PASSAGE TO READ:
—————
RPG Classics Mailbag #22
Okay, time for another mailbag. The question: "If you were the producer of Big Brother, and you could put five RPG characters in the house, who would you choose, and what would the results?" The number of responses: 8. The number of people following the rules I outlined: 0. No surprises there... rules are meant to be broken after all. Anyway, I got exactly the amount of responses I usually post, so I guess I'll be posting all of them... even if some of them seem rather... unfinished. Like this first one, by Dratini VIII, for instance...
"Gee, I guess I would have Squall and Locke in there.
Locke: Yeah, and put us with the three finest RPG chicks around. Start
No, that's it, nothing else. Like I said, seems rather unfinished, doesn't it? I've got another one much like it... from Faris Satzenine. I like the way it was entitled though: Oh Brother.
"If I could put 5 Final Fantasy characters in Big Brother I would like to see Zemus, Ex-Death, Kefka, Sephiroth, and Ultimecia. 5 last bosses in a house. Why? Well I'm not quite sure why, but to see an alien, a tree, a psychopath, an artificially infused god, and a sorceress live together in a house to talk about how close they were in global conquest, annihilation, compression, etc... or what drove them all to insanity. By doing this I think we would think twice before we pound them at the end of each game. Bad guys deserve respect too and I think Dark Macc would agree with me as well."
—————
DATASET EXCERPTS:
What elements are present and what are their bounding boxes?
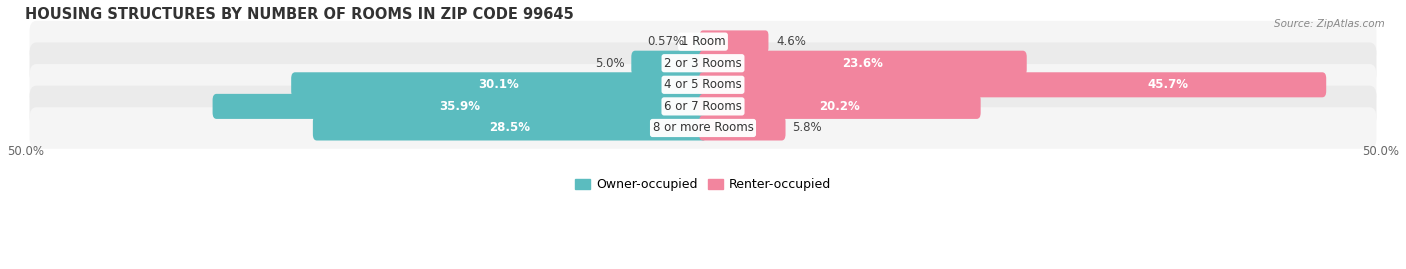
Text: HOUSING STRUCTURES BY NUMBER OF ROOMS IN ZIP CODE 99645: HOUSING STRUCTURES BY NUMBER OF ROOMS IN… bbox=[25, 7, 574, 22]
Text: 5.8%: 5.8% bbox=[793, 122, 823, 134]
FancyBboxPatch shape bbox=[314, 115, 707, 140]
FancyBboxPatch shape bbox=[30, 107, 1376, 149]
FancyBboxPatch shape bbox=[699, 115, 786, 140]
FancyBboxPatch shape bbox=[291, 72, 707, 97]
Text: 6 or 7 Rooms: 6 or 7 Rooms bbox=[664, 100, 742, 113]
FancyBboxPatch shape bbox=[699, 51, 1026, 76]
FancyBboxPatch shape bbox=[631, 51, 707, 76]
FancyBboxPatch shape bbox=[695, 34, 704, 50]
Text: 35.9%: 35.9% bbox=[439, 100, 481, 113]
FancyBboxPatch shape bbox=[30, 43, 1376, 84]
FancyBboxPatch shape bbox=[699, 72, 1326, 97]
Text: 2 or 3 Rooms: 2 or 3 Rooms bbox=[664, 57, 742, 70]
Legend: Owner-occupied, Renter-occupied: Owner-occupied, Renter-occupied bbox=[569, 174, 837, 196]
FancyBboxPatch shape bbox=[699, 94, 980, 119]
Text: 5.0%: 5.0% bbox=[595, 57, 624, 70]
Text: 28.5%: 28.5% bbox=[489, 122, 530, 134]
FancyBboxPatch shape bbox=[30, 86, 1376, 127]
Text: 0.57%: 0.57% bbox=[647, 35, 685, 48]
Text: 4 or 5 Rooms: 4 or 5 Rooms bbox=[664, 78, 742, 91]
Text: Source: ZipAtlas.com: Source: ZipAtlas.com bbox=[1274, 19, 1385, 29]
Text: 4.6%: 4.6% bbox=[776, 35, 806, 48]
Text: 20.2%: 20.2% bbox=[820, 100, 860, 113]
Text: 30.1%: 30.1% bbox=[478, 78, 519, 91]
FancyBboxPatch shape bbox=[700, 30, 769, 53]
Text: 1 Room: 1 Room bbox=[681, 35, 725, 48]
FancyBboxPatch shape bbox=[30, 64, 1376, 105]
FancyBboxPatch shape bbox=[212, 94, 707, 119]
Text: 8 or more Rooms: 8 or more Rooms bbox=[652, 122, 754, 134]
FancyBboxPatch shape bbox=[30, 21, 1376, 62]
Text: 45.7%: 45.7% bbox=[1147, 78, 1188, 91]
Text: 23.6%: 23.6% bbox=[842, 57, 883, 70]
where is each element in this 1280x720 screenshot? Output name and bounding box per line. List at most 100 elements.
—————
TO DO:
1/ Using the mailbag text, decide whether each statement agrees with it: (a) the mailbag got eight responses; (b) some people followed the rules the writer outlined; (c) the response from Faris Satzenine was titled "Oh Brother." Answer yes or no for each and quote the deciding words.
2/ Write out the mailbag text again, starting with "Locke: Yeah, and" and going on through "though: Oh Brother.", and change "chicks" to "heroines".
Rely on the mailbag text alone when responding.

ANSWERS TO THE EXERCISE:
1/
(a) Yes: "The number of responses: 8."
(b) No: "The number of people following the rules I outlined: 0."
(c) Yes: "I like the way it was entitled though: Oh Brother."

2/
Locke: Yeah, and put us with the three finest RPG heroines around. Start
No, that's it, nothing else. Like I said, seems rather unfinished, doesn't it? I've got another one much like it... from Faris Satzenine. I like the way it was entitled though: Oh Brother.